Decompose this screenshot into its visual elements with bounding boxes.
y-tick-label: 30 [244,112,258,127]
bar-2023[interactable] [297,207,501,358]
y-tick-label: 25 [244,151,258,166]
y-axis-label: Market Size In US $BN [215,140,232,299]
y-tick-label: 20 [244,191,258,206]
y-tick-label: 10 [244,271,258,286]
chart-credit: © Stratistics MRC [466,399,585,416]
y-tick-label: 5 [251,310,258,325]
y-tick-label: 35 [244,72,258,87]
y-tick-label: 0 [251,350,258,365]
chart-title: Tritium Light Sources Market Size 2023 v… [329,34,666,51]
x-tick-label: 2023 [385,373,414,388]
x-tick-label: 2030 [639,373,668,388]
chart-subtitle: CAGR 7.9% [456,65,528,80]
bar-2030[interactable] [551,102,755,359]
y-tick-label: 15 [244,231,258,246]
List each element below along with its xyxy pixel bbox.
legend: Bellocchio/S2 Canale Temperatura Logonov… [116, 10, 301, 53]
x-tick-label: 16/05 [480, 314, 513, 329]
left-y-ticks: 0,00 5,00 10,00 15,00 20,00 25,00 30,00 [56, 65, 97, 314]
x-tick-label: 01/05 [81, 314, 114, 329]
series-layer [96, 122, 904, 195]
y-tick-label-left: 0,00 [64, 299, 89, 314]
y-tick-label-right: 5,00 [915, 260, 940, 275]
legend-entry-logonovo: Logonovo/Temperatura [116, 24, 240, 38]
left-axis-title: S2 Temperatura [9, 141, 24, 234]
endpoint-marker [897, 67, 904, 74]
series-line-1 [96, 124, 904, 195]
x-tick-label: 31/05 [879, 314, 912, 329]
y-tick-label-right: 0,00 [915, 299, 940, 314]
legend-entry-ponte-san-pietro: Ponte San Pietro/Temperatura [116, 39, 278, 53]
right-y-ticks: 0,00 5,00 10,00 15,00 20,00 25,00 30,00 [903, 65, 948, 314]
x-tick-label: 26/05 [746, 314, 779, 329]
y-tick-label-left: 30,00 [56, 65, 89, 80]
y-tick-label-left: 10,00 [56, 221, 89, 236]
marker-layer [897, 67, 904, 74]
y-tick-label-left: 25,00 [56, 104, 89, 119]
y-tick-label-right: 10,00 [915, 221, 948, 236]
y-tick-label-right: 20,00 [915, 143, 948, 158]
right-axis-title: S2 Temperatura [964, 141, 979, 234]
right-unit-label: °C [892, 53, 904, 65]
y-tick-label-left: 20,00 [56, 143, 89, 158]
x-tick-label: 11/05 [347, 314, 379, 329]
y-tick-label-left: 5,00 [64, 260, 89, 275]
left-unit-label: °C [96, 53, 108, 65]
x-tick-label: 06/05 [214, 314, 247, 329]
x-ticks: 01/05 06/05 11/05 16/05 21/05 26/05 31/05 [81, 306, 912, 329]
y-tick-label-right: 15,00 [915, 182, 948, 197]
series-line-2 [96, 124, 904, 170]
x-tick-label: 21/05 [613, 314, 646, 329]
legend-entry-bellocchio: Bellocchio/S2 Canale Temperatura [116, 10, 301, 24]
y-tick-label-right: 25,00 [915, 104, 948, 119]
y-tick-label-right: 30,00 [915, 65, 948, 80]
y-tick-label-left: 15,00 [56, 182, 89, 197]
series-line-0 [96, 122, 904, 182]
═══
Rewrite the items from the start through the line containing "x-tick-label: 01/05 [81, 314, 114, 329]", replacing every instance of "y-tick-label" with "y-axis-tick" and leaving everything else unchanged.

Decompose this screenshot into its visual elements with bounding boxes.
y-axis-tick: 30 [244,112,258,127]
bar-2023[interactable] [297,207,501,358]
y-axis-tick: 25 [244,151,258,166]
y-axis-label: Market Size In US $BN [215,140,232,299]
y-axis-tick: 20 [244,191,258,206]
y-axis-tick: 10 [244,271,258,286]
chart-credit: © Stratistics MRC [466,399,585,416]
y-axis-tick: 5 [251,310,258,325]
y-axis-tick: 35 [244,72,258,87]
y-axis-tick: 0 [251,350,258,365]
chart-title: Tritium Light Sources Market Size 2023 v… [329,34,666,51]
x-tick-label: 2023 [385,373,414,388]
x-tick-label: 2030 [639,373,668,388]
chart-subtitle: CAGR 7.9% [456,65,528,80]
bar-2030[interactable] [551,102,755,359]
y-axis-tick: 15 [244,231,258,246]
List each element below along with its xyxy pixel bbox.
legend: Bellocchio/S2 Canale Temperatura Logonov… [116, 10, 301, 53]
x-tick-label: 16/05 [480, 314, 513, 329]
left-y-ticks: 0,00 5,00 10,00 15,00 20,00 25,00 30,00 [56, 65, 97, 314]
x-tick-label: 01/05 [81, 314, 114, 329]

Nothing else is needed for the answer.